▶ **Quoted text**:
^^^^^^^^
Capture and Rescue of Benjamin Cleveland
The Old Perkins Place where Benjamin Cleveland was captured
Benjamin Cleveland was captured on the 22nd day of April, 1781, while on a visit to his tenant, Jesse Duncan, at the lower end of the Old Fields — probably the very spot at which the late Nathan Waugh lived and died. Captain William Riddle was the leader of the gang which captured him, they having stolen his horses from Duncan’s barn the night before and led them up south fork of New River into a laurel thicket just above te house then occupied by Joseph and Timothy Perkins, about one mile distant.
There were six or eight men with Riddle, and when they reached Benjamin Cutbirth’s home the day before, four miles above Duncan’s home, and failed to get any information from him, they abused him shamefully and left him under guard. Cleveland ran into the ambush and was taken into the Perkins house, which stool on the site of the house in which Nathan Waugh’s son, Charles, now resides. (1915) The photo shows the present house and apple tree in its front under which it is said Cleveland was sitting when captured. Into this house, Zachariah Wells followed Cleveland and attempted to shoot him, but that brave (?) man seized Abigail Walters, who was present, and kept her between him and his would-be assassin.
Cleveland was then taken up New River to the mouth of Elk Creek, and thence to “what has since been known as Riddle’s Knob.” This is some fourteen from Old Fields and in Watauga County. Here they camped for the night. But they had been followed by young Daniel Cutbirth and a youth named Walters, Jesse Duncan, John Shirley, William Calloway, Samuel McQueen and Benjamin Greer, while Joseph Calloway mounted a horse and hastened to notify Captain Robert Cleveland, Ben’s brother, on Lewis’ Fork of the Yadkin. Five of these in Robert’s advance party fired on Riddle’s gang at the Wolf’s Den early the next morning, and Cleveland dropped behind the log on which he had been sitting slowly writing passes for the Tories, fearing that when he should finish doing so he would be killed. Only Wells was wounded, the rest escaping, including Riddle’s wife. As it was thought that Wells would die from his wound, he was left on the ground to meet his fate alone. But he survived.
The Wolf’s Den, where Cleveland was rescued
There is still a tradition in the neighborhood of the Wolf’s Den that Ben Greer killed or wounded Riddle at that place soon after Cleveland’s rescue, one version saying that Riddle was only wounded and then taken to Wilkes and hanged. Indeed, the place in the gap between Pine Orchard and Huckleberry Knob, through which the wagon road from Todd to Riddle’s Fork of Meat Camp Creek now runs, is still pointed out as that at which Greer and his men camped in the cold and wind, without fire or tent, till they saw the campfire on Riddle’s Knob flame up, after which they crept up to that lonely spot and either killed or wounded the redoubtable Tory.
Cleveland Hangs Riddle
Soon after Cleveland’s rescue Riddle and his men made a night raid into the Yadkin Valley, where, on King’s Creek, they captured two of Cleveland’s soldiers, David and John Witherspoon, and “spirited them away into the mountain region on the Watauga River in what is now Watauga County,” where they both were sentenced to be shot, when it was proposed that if they would take the oath of allegiance to the king, repair to their home and speedily return with the O’Neal mare – a noble animal – and join the Tory band, their lives would be spared. This the Witherspoons agreed to, and returned with not only the mare, but with Col. Ben Herndon and a party also, when they captured Riddle, Reeves and Goss, “killing and dispersing the others.”
^^^^^^^^
Element region listings
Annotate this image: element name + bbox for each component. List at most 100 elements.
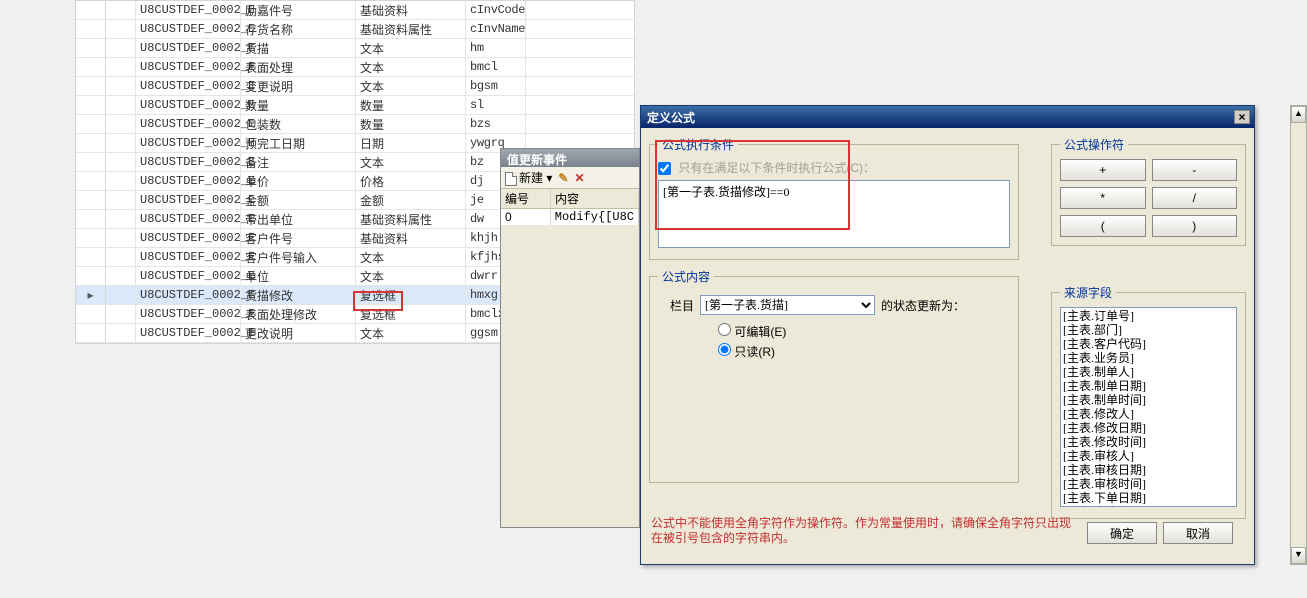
condition-legend: 公式执行条件	[658, 136, 738, 153]
cell-type: 基础资料	[356, 1, 466, 19]
row-selector[interactable]	[76, 229, 106, 247]
table-row[interactable]: U8CUSTDEF_0002_E货描文本hm	[76, 39, 634, 58]
table-row[interactable]: U8CUSTDEF_0002_E数量数量sl	[76, 96, 634, 115]
table-row[interactable]: U8CUSTDEF_0002_E励嘉件号基础资料cInvCode	[76, 1, 634, 20]
source-field-item[interactable]: [主表.交货条件]	[1063, 505, 1234, 507]
cell-blank	[106, 1, 136, 19]
source-legend: 来源字段	[1060, 284, 1116, 301]
row-selector[interactable]	[76, 267, 106, 285]
cell-blank	[106, 248, 136, 266]
cell-code: U8CUSTDEF_0002_E	[136, 20, 241, 38]
condition-checkbox-label[interactable]: 只有在满足以下条件时执行公式(C)：	[658, 161, 875, 175]
cancel-button[interactable]: 取消	[1163, 522, 1233, 544]
cell-name: 励嘉件号	[241, 1, 356, 19]
source-field-list[interactable]: [主表.订单号][主表.部门][主表.客户代码][主表.业务员][主表.制单人]…	[1060, 307, 1237, 507]
new-button[interactable]: 新建 ▾	[505, 169, 552, 186]
radio-editable[interactable]	[718, 323, 731, 336]
row-selector[interactable]: ▸	[76, 286, 106, 304]
cell-type: 金额	[356, 191, 466, 209]
cell-code: U8CUSTDEF_0002_E	[136, 96, 241, 114]
operator-button[interactable]: -	[1152, 159, 1238, 181]
source-field-item[interactable]: [主表.审核日期]	[1063, 463, 1234, 477]
row-selector[interactable]	[76, 1, 106, 19]
cell-code: U8CUSTDEF_0002_E	[136, 286, 241, 304]
table-row[interactable]: U8CUSTDEF_0002_E表面处理文本bmcl	[76, 58, 634, 77]
operator-button[interactable]: )	[1152, 215, 1238, 237]
table-row[interactable]: U8CUSTDEF_0002_E变更说明文本bgsm	[76, 77, 634, 96]
source-field-item[interactable]: [主表.修改人]	[1063, 407, 1234, 421]
cell-blank	[106, 305, 136, 323]
source-field-item[interactable]: [主表.修改时间]	[1063, 435, 1234, 449]
cell-name: 单价	[241, 172, 356, 190]
row-selector[interactable]	[76, 96, 106, 114]
source-field-item[interactable]: [主表.制单人]	[1063, 365, 1234, 379]
source-field-item[interactable]: [主表.制单日期]	[1063, 379, 1234, 393]
radio-readonly-label[interactable]: 只读(R)	[718, 343, 1010, 360]
condition-textarea[interactable]: [第一子表.货描修改]==0	[658, 180, 1010, 248]
cell-field: cInvCode	[466, 1, 526, 19]
operator-button[interactable]: /	[1152, 187, 1238, 209]
source-field-item[interactable]: [主表.制单时间]	[1063, 393, 1234, 407]
cell-type: 文本	[356, 248, 466, 266]
ok-button[interactable]: 确定	[1087, 522, 1157, 544]
table-row[interactable]: U8CUSTDEF_0002_E存货名称基础资料属性cInvName	[76, 20, 634, 39]
outer-scrollbar[interactable]: ▲ ▼	[1290, 105, 1307, 565]
scroll-down-icon[interactable]: ▼	[1291, 547, 1306, 564]
source-field-item[interactable]: [主表.下单日期]	[1063, 491, 1234, 505]
row-selector[interactable]	[76, 58, 106, 76]
operator-button[interactable]: *	[1060, 187, 1146, 209]
cell-code: U8CUSTDEF_0002_E	[136, 305, 241, 323]
row-selector[interactable]	[76, 305, 106, 323]
cell-blank	[106, 210, 136, 228]
event-row-no: 0	[501, 209, 551, 225]
row-selector[interactable]	[76, 115, 106, 133]
event-grid-row[interactable]: 0 Modify{[U8C	[501, 209, 639, 225]
row-selector[interactable]	[76, 77, 106, 95]
cell-name: 备注	[241, 153, 356, 171]
source-field-item[interactable]: [主表.审核时间]	[1063, 477, 1234, 491]
row-selector[interactable]	[76, 191, 106, 209]
radio-readonly[interactable]	[718, 343, 731, 356]
condition-checkbox[interactable]	[658, 162, 671, 175]
field-select[interactable]: [第一子表.货描]	[700, 295, 875, 315]
source-field-item[interactable]: [主表.客户代码]	[1063, 337, 1234, 351]
row-selector[interactable]	[76, 20, 106, 38]
cell-type: 文本	[356, 324, 466, 342]
cell-type: 文本	[356, 39, 466, 57]
cell-code: U8CUSTDEF_0002_E	[136, 58, 241, 76]
cell-field: hm	[466, 39, 526, 57]
cell-code: U8CUSTDEF_0002_E	[136, 134, 241, 152]
operator-button[interactable]: (	[1060, 215, 1146, 237]
cell-code: U8CUSTDEF_0002_E	[136, 1, 241, 19]
row-selector[interactable]	[76, 324, 106, 342]
cell-code: U8CUSTDEF_0002_E	[136, 229, 241, 247]
edit-button[interactable]: ✎	[558, 171, 568, 185]
close-icon[interactable]: ×	[1234, 110, 1250, 124]
row-selector[interactable]	[76, 153, 106, 171]
cell-code: U8CUSTDEF_0002_E	[136, 267, 241, 285]
row-selector[interactable]	[76, 39, 106, 57]
row-selector[interactable]	[76, 248, 106, 266]
field-label: 栏目	[670, 297, 694, 314]
source-field-item[interactable]: [主表.业务员]	[1063, 351, 1234, 365]
row-selector[interactable]	[76, 134, 106, 152]
source-field-item[interactable]: [主表.修改日期]	[1063, 421, 1234, 435]
define-formula-dialog: 定义公式 × 公式执行条件 只有在满足以下条件时执行公式(C)： [第一子表.货…	[640, 105, 1255, 565]
cell-blank	[106, 191, 136, 209]
row-selector[interactable]	[76, 210, 106, 228]
cell-blank	[106, 115, 136, 133]
dialog-titlebar[interactable]: 定义公式 ×	[641, 106, 1254, 128]
cell-field: bmcl	[466, 58, 526, 76]
radio-editable-label[interactable]: 可编辑(E)	[718, 323, 1010, 340]
cell-name: 表面处理	[241, 58, 356, 76]
row-selector[interactable]	[76, 172, 106, 190]
source-field-item[interactable]: [主表.审核人]	[1063, 449, 1234, 463]
source-field-item[interactable]: [主表.部门]	[1063, 323, 1234, 337]
cell-name: 变更说明	[241, 77, 356, 95]
value-update-event-panel: 值更新事件 新建 ▾ ✎ ✕ 编号 内容 0 Modify{[U8C	[500, 148, 640, 528]
scroll-up-icon[interactable]: ▲	[1291, 106, 1306, 123]
table-row[interactable]: U8CUSTDEF_0002_E包装数数量bzs	[76, 115, 634, 134]
delete-button[interactable]: ✕	[574, 171, 584, 185]
source-field-item[interactable]: [主表.订单号]	[1063, 309, 1234, 323]
operator-button[interactable]: +	[1060, 159, 1146, 181]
^^^^^^^^
▶ **Instructions**:
[1] The account of Benjamin Cleveland's capture and rescue says that several people followed Riddle's gang after Cleveland was taken. List all of them.
[2] Decide whether each statement agrees with the account of Benjamin Cleveland's capture and rescue. Give yes or no for each, and quote the words from the account that decide it.
(a) Cleveland's horses were stolen from Duncan's barn the night before his capture.
(b) Wells died of the wound he received at the Wolf's Den.
(c) The Witherspoons came back with only the O'Neal mare.
[3] Carry on the account of Benjamin Cleveland's capture and rescue from the point where it stops.

▶ **Final results**:
[1]
- Young Daniel Cutbirth
- A youth named Walters
- Jesse Duncan
- John Shirley
- William Calloway
- Samuel McQueen
- Benjamin Greer

[2]
(a) Yes: "they having stolen his horses from Duncan’s barn the night before"
(b) No: "But he survived."
(c) No: "returned with not only the mare, but with Col. Ben Herndon and a party also"

[3]
These were taken to Wilkesboro, court martialed and executed” on the hill adjoining the village, “on a stately oak, which is yet (1881) standing and pointed out to strangers at Wilkesboro.” Well, too, was captured and taken to Hughes’ Bottom, one mile below Cleveland’s Round About home-place, and hanged by plow lines from a tree on the river bank, without trial and in spite of the protestations of James Gwyn, a lad of thirteen, whose noble nature revolted at such barbarity. But Cleveland’s cruelty was too well known to need further comment, for it is recorded of him that he once forced an alleged horse-thief to cut off his own ears with a dull case knife to escape death by hanging – all without trial or evidence.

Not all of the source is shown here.